::: Input material :::
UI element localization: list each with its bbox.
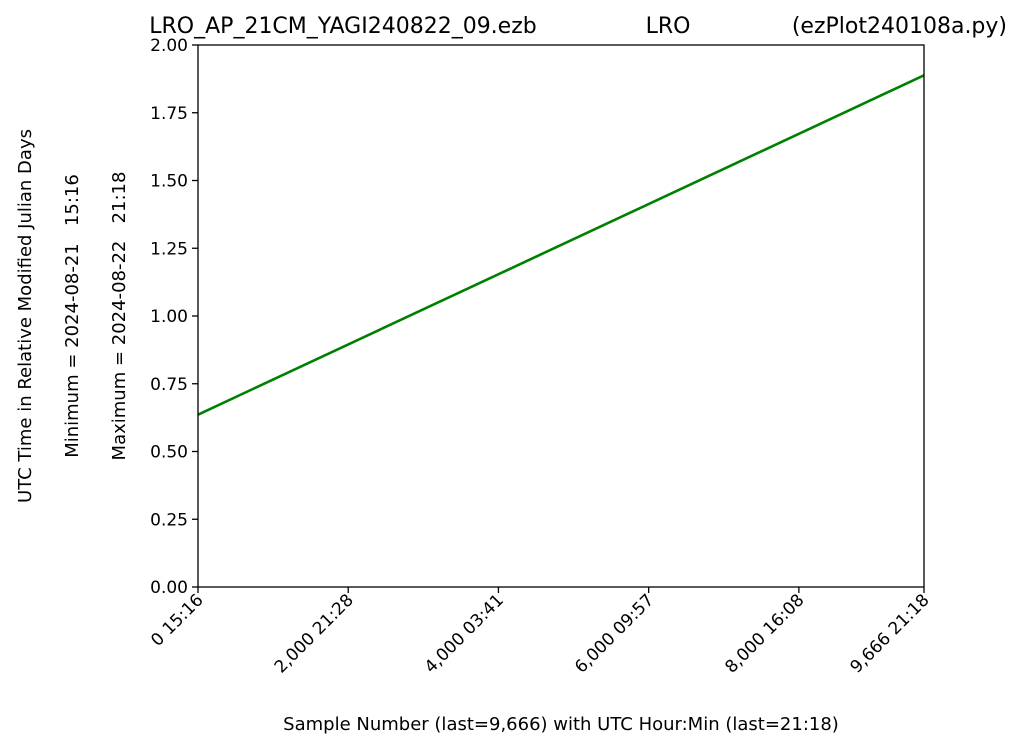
x-tick-label: 9,666 21:18: [847, 590, 934, 677]
x-axis-label: Sample Number (last=9,666) with UTC Hour…: [283, 714, 839, 735]
chart-title-file: LRO_AP_21CM_YAGI240822_09.ezb: [149, 14, 536, 39]
y-tick-label: 1.00: [150, 307, 188, 327]
x-tick-label: 4,000 03:41: [421, 590, 508, 677]
y-tick-label: 0.75: [150, 375, 188, 395]
plot-frame: [197, 44, 925, 588]
chart-title-program: (ezPlot240108a.py): [792, 14, 1007, 39]
y-tick-label: 1.50: [150, 172, 188, 192]
x-tick-label: 6,000 09:57: [571, 590, 658, 677]
y-axis-label: UTC Time in Relative Modified Julian Day…: [15, 129, 36, 503]
x-tick-label: 0 15:16: [147, 590, 207, 650]
y-ticks: 0.00 0.25 0.50 0.75 1.00 1.25 1.50 1.75 2.00: [150, 36, 198, 598]
x-tick-label: 8,000 16:08: [721, 590, 808, 677]
x-ticks: 0 15:16 2,000 21:28 4,000 03:41 6,000 09:57…: [147, 587, 934, 677]
x-tick-label: 2,000 21:28: [271, 590, 358, 677]
y-tick-label: 1.75: [150, 104, 188, 124]
series-layer: [197, 74, 925, 416]
chart-title-station: LRO: [646, 14, 691, 39]
y-axis-max-label: Maximum = 2024-08-22 21:18: [109, 172, 130, 461]
y-axis-min-label: Minimum = 2024-08-21 15:16: [62, 174, 83, 458]
y-tick-label: 0.50: [150, 443, 188, 463]
y-tick-label: 2.00: [150, 36, 188, 56]
series-line-0: [197, 74, 925, 416]
y-tick-label: 1.25: [150, 239, 188, 259]
y-tick-label: 0.00: [150, 578, 188, 598]
y-tick-label: 0.25: [150, 510, 188, 530]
:::
- Work required
Copy out every line of the entries above verbatim, leaving out the pictures.

- Expected answer
UI element localization: list each with its bbox.
x-tick-label: 9,666 21:18: [847, 590, 934, 677]
x-axis-label: Sample Number (last=9,666) with UTC Hour…: [283, 714, 839, 735]
chart-title-file: LRO_AP_21CM_YAGI240822_09.ezb: [149, 14, 536, 39]
y-tick-label: 1.00: [150, 307, 188, 327]
x-tick-label: 4,000 03:41: [421, 590, 508, 677]
y-tick-label: 0.75: [150, 375, 188, 395]
plot-frame: [197, 44, 925, 588]
chart-title-program: (ezPlot240108a.py): [792, 14, 1007, 39]
y-tick-label: 1.50: [150, 172, 188, 192]
x-tick-label: 6,000 09:57: [571, 590, 658, 677]
y-axis-label: UTC Time in Relative Modified Julian Day…: [15, 129, 36, 503]
x-tick-label: 0 15:16: [147, 590, 207, 650]
y-ticks: 0.00 0.25 0.50 0.75 1.00 1.25 1.50 1.75 2.00: [150, 36, 198, 598]
x-tick-label: 8,000 16:08: [721, 590, 808, 677]
x-ticks: 0 15:16 2,000 21:28 4,000 03:41 6,000 09:57…: [147, 587, 934, 677]
x-tick-label: 2,000 21:28: [271, 590, 358, 677]
y-tick-label: 1.75: [150, 104, 188, 124]
series-layer: [197, 74, 925, 416]
chart-title-station: LRO: [646, 14, 691, 39]
y-axis-max-label: Maximum = 2024-08-22 21:18: [109, 172, 130, 461]
y-axis-min-label: Minimum = 2024-08-21 15:16: [62, 174, 83, 458]
y-tick-label: 0.50: [150, 443, 188, 463]
y-tick-label: 2.00: [150, 36, 188, 56]
series-line-0: [197, 74, 925, 416]
y-tick-label: 1.25: [150, 239, 188, 259]
y-tick-label: 0.00: [150, 578, 188, 598]
y-tick-label: 0.25: [150, 510, 188, 530]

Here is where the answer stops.